Directive
Look through the data below and report how many lines include "购买条件". Only the number should be given.

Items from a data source
··········

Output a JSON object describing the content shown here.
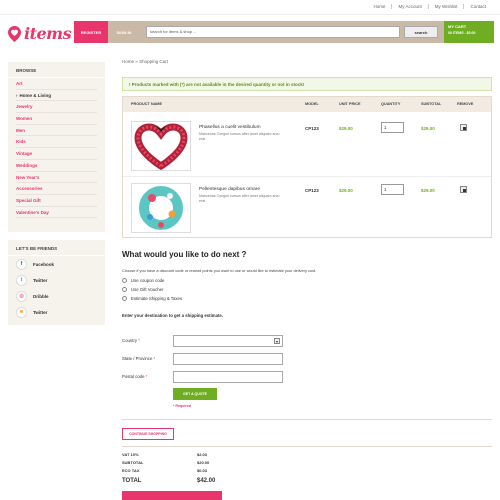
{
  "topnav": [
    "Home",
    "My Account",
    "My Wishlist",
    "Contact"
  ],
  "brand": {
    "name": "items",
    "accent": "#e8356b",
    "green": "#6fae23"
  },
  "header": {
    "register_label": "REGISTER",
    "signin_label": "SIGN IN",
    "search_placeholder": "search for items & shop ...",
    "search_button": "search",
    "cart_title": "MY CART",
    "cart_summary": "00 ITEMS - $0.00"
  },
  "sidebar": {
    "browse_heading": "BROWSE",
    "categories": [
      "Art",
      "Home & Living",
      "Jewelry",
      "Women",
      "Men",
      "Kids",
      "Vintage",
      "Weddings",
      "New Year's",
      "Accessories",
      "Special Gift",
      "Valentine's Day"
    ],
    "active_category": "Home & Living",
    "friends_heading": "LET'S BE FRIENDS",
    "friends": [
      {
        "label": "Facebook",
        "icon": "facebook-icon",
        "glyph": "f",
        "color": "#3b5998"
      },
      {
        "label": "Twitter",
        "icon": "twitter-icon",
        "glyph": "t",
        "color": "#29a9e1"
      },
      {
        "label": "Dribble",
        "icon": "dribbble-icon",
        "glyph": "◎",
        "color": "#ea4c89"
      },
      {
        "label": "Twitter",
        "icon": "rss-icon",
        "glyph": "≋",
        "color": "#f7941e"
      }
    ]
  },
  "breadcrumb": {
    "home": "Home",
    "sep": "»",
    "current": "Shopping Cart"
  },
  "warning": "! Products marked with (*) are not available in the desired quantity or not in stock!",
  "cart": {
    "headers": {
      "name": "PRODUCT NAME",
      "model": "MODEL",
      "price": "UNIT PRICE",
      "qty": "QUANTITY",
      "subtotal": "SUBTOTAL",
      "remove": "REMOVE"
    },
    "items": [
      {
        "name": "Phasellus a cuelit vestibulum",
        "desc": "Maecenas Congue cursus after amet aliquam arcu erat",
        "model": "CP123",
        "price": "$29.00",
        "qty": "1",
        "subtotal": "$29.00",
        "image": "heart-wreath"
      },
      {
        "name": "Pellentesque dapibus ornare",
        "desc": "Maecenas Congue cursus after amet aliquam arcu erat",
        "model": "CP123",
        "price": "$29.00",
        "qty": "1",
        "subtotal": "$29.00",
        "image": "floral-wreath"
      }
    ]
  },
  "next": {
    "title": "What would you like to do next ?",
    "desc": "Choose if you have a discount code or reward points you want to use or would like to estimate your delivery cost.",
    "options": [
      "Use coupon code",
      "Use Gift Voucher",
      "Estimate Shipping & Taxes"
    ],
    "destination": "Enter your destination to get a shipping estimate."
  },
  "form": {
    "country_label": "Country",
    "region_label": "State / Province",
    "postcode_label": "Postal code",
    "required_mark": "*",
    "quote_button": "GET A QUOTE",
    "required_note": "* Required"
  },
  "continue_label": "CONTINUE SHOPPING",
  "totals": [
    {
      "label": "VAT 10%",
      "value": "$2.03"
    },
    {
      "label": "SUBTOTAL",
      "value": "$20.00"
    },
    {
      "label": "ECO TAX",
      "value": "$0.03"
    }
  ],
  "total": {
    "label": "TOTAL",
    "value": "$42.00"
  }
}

··········

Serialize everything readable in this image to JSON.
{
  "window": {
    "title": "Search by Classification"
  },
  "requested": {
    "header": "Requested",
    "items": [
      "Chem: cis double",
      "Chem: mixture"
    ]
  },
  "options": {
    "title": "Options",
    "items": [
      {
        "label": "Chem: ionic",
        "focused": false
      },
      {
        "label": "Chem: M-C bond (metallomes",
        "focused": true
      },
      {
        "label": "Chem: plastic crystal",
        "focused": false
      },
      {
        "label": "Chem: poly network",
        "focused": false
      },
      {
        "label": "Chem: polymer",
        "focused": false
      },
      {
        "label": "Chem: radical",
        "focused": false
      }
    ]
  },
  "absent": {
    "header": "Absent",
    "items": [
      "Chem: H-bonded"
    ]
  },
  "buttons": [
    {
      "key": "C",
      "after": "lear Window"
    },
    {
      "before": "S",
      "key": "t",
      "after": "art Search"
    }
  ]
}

··········

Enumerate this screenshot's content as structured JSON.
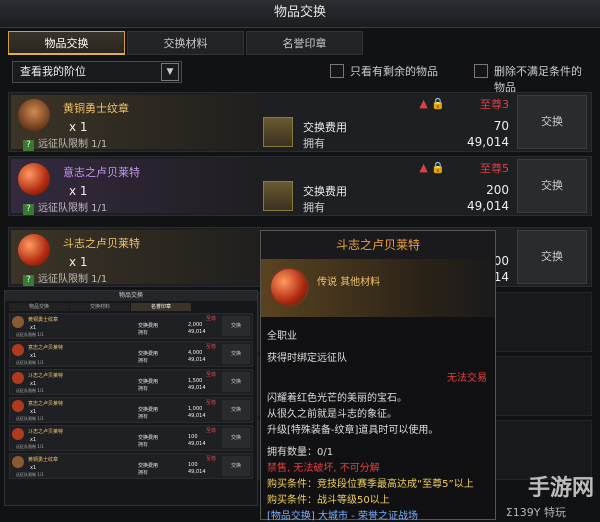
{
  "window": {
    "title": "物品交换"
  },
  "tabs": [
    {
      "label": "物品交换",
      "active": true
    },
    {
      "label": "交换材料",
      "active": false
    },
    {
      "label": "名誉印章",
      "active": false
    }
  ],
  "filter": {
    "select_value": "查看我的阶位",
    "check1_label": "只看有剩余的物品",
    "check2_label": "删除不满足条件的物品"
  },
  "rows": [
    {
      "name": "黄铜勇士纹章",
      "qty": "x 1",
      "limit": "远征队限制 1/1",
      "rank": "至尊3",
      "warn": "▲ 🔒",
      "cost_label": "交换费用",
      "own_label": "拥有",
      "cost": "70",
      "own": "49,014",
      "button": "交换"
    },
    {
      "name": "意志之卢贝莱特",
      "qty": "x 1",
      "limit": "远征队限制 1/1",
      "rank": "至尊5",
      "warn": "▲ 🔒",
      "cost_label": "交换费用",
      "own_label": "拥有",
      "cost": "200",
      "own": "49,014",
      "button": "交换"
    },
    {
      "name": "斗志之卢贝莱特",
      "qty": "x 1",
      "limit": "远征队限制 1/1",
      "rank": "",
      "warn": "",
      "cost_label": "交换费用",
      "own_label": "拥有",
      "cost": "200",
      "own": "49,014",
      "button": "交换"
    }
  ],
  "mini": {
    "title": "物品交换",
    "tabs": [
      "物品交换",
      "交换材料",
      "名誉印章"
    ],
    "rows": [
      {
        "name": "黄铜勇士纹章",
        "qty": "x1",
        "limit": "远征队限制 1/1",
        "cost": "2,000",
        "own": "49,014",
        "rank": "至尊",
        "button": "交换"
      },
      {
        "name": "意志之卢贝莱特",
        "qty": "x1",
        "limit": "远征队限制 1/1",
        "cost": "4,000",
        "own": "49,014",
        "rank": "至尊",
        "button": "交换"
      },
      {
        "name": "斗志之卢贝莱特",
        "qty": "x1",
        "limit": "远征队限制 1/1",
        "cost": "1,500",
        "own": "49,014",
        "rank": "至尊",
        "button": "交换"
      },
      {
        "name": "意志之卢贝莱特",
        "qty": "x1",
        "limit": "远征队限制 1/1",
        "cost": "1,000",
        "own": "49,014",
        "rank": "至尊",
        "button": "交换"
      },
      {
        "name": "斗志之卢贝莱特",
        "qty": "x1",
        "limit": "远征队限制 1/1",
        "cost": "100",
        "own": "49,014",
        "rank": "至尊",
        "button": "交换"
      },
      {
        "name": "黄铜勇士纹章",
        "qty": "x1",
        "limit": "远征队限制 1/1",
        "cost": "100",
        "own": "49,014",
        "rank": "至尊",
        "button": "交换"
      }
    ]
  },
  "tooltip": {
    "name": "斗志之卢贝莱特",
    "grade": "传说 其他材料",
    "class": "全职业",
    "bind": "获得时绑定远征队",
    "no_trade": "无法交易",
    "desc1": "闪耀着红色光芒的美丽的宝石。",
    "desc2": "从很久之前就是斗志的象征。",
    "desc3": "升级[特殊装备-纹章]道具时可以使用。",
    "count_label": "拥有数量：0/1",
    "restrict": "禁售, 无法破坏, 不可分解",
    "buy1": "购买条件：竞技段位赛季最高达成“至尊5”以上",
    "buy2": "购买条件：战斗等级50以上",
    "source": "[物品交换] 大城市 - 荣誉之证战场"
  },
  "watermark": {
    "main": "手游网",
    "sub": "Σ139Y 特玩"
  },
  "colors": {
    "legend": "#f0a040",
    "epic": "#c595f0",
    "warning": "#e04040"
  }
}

··········

Task result
2